OBJECTIVE A »
From the Patrick Rooney profile, write out the passage from "Patrick Rooney earned" to "had to give." word for word.
OBJECTIVE B »
According to the Patrick Rooney profile, which university awarded Rooney his economics degrees?
OBJECTIVE C »
For each statement, say whether it agrees with the Patrick Rooney profile, and quote the words that decide it. (i) Rooney was executive director of Indiana University's Center on Philanthropy from 2008 to 2012. (ii) Rooney received the John Grenzebach Research Award in 1999. (iii) Rooney saw his parents model the importance of tithing in the Catholic Church.

[Begin READING PASSAGE]

Patrick Rooney was the executive director of the Center on Philanthropy at Indiana University (now the IU Lilly Family School of Philanthropy) during the partnership between the academic philanthropy centers at Arizona State University, Indiana University, and Grand Valley State University. Rooney is an economist and researcher who is deeply engaged in documenting and understanding the scope and scale of philanthropy. Rooney's national perspective as an academic and a practitioner, and experience working with Michigan philanthropists, informs his reflections on Michigan’s history.

Leadership Highlights

  • Executive associate dean for academic programs, IU Lilly Family School of Philanthropy
  • Indiana University’s Center on Philanthropy’s chief operating officer and director of research, 1999–2008, and executive director, 2008-2012
  • Recipient of the John Grenzebach Research Award for Outstanding Published Scholarship from the Council for Advancement and Support of Education, 2008
Dr. Patrick Rooney talks about Michigan's initial interactions with the Lilly Family School of Philanthropy at Indiana University.
Dr. Patrick Rooney talks about philanthropic leaders being flexible in their goals for the field depending on the nature of their funding.
Dr. Patrick Rooney talks about the many functions of academic centers on philanthropy.
Dr. Patrick Rooney talks about the value of trust in relationships.
Dr. Patrick Rooney talks about the spirit of cooperation that has helped build the field of philanthropy.
Dr. Patrick Rooney talks about developing partnerships among the philanthropy centers in the Arizona-Indiana-Michigan (AIM) Alliance.
Dr. Patrick Rooney talks about the impact of Learning to Give.
Dr. Patrick Rooney talks about his career in philanthropy.


Patrick Rooney earned a Bachelor of Arts in economics, a Master of Arts in economics, and a doctorate in economics from the University of Notre Dame.

Philanthropic Biography

Patrick Rooney cites his introduction to philanthropy as watching his parents model the importance of tithing in the Catholic Church at an early age. He learned that it was important to make an effort to help others, regardless of how much you had to give.

[End READING PASSAGE]
[Begin DATA SHOWN]

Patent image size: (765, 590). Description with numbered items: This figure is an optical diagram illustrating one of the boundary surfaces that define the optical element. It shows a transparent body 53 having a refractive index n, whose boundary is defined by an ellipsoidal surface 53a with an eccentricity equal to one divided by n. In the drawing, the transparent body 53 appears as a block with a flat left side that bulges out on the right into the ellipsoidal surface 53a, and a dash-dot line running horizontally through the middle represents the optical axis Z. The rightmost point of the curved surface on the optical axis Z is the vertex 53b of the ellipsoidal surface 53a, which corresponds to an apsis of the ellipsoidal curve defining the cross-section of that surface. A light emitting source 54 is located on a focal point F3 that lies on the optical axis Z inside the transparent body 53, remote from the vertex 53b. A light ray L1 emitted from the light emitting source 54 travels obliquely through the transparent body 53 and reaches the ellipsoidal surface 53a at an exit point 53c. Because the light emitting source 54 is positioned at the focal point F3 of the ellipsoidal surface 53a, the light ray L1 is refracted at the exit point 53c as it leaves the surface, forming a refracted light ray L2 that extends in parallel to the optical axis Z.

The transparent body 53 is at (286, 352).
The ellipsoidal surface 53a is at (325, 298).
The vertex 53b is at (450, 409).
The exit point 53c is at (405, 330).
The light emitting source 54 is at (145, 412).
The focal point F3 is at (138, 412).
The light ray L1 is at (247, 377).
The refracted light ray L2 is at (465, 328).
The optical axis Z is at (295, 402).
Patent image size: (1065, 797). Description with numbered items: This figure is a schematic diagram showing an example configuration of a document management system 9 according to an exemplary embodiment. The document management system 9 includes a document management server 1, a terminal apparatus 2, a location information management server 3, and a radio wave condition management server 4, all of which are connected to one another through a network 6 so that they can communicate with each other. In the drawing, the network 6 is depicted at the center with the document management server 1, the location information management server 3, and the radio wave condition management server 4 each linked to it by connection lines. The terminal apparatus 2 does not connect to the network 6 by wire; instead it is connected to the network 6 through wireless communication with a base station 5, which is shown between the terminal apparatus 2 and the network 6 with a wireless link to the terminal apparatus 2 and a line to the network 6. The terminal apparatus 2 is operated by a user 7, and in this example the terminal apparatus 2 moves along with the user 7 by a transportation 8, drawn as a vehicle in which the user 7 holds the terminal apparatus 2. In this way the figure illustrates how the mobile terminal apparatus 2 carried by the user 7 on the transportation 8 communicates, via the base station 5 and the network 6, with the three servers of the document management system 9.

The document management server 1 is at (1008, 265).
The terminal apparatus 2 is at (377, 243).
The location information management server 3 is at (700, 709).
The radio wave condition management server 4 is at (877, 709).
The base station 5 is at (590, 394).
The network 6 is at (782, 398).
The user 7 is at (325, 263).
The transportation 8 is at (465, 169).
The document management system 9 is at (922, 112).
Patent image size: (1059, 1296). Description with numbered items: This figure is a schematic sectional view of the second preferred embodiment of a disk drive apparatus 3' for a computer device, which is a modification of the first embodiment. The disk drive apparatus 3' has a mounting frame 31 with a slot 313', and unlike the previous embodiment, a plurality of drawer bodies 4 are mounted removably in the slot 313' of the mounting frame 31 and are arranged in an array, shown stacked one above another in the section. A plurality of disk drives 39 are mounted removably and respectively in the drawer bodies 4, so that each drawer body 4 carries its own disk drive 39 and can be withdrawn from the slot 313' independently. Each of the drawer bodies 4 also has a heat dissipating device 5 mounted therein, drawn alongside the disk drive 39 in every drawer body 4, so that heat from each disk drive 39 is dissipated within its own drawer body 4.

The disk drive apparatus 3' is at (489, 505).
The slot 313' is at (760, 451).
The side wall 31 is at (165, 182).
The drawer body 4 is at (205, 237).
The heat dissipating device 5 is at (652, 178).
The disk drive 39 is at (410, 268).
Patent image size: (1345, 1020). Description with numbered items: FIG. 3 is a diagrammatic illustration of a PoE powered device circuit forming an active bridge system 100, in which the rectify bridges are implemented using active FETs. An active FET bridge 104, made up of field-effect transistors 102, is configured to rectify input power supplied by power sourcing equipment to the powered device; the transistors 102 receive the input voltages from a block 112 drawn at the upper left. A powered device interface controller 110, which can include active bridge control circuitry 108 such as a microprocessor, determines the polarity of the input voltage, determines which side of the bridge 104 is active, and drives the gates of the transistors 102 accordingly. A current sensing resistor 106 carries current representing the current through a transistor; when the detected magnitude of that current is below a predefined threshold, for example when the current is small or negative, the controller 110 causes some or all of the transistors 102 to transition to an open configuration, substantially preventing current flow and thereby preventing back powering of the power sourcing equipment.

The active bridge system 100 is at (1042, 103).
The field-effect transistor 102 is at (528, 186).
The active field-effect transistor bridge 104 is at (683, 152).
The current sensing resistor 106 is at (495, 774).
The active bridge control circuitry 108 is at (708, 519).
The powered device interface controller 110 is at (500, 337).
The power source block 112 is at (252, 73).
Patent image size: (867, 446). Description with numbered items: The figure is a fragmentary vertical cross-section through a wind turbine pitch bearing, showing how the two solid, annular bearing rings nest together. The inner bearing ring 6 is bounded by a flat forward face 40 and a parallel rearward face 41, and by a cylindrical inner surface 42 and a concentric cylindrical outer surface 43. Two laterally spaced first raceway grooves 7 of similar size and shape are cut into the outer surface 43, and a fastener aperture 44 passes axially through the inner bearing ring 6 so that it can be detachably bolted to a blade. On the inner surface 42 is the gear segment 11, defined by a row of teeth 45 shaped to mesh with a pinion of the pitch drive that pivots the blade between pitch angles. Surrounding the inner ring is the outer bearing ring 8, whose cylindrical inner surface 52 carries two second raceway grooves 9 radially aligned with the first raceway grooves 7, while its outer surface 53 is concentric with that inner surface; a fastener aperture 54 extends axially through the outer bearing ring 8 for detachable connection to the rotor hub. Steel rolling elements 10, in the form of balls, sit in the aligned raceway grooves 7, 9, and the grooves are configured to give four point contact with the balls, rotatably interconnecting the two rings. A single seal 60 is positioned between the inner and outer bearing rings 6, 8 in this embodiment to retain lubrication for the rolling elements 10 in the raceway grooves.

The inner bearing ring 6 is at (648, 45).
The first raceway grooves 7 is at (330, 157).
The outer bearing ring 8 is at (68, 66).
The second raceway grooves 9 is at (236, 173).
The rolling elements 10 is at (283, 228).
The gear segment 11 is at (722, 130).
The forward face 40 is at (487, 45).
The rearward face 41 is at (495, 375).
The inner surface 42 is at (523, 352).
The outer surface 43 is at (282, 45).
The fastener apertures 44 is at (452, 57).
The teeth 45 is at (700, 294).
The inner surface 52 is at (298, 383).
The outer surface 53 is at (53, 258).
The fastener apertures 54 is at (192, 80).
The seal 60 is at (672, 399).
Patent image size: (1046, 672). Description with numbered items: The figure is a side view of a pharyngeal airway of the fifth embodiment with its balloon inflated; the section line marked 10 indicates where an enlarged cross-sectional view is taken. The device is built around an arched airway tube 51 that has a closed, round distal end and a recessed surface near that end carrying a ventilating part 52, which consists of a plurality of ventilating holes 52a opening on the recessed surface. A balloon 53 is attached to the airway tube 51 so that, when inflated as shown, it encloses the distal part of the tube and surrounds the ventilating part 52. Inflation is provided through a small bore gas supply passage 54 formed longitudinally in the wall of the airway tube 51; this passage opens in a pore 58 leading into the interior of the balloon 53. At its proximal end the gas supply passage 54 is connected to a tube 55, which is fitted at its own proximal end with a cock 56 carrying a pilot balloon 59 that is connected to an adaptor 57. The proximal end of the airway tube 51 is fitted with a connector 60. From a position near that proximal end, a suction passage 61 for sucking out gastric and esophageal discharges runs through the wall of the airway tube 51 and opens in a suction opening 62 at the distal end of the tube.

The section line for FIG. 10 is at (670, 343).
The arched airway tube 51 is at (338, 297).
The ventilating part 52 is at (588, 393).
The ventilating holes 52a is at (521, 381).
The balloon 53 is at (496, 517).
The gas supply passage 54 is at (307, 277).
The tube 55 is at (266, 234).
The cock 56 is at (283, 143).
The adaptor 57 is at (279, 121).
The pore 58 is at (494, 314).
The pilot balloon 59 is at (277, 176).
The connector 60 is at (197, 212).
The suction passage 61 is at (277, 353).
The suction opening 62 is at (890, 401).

[End DATA SHOWN]

RIGHT ANSWER A »
Patrick Rooney earned a Bachelor of Arts in economics, a Master of Arts in economics, and a doctorate in economics from the University of Notre Dame.

Philanthropic Biography

Patrick Rooney cites his introduction to philanthropy as watching his parents model the importance of tithing in the Catholic Church at an early age. He learned that it was important to make an effort to help others, regardless of how much you had to give.

RIGHT ANSWER B »
The University of Notre Dame.

RIGHT ANSWER C »
(i) Yes: "executive director, 2008-2012"
(ii) No: "Recipient of the John Grenzebach Research Award for Outstanding Published Scholarship from the Council for Advancement and Support of Education, 2008"
(iii) Yes: "watching his parents model the importance of tithing in the Catholic Church at an early age"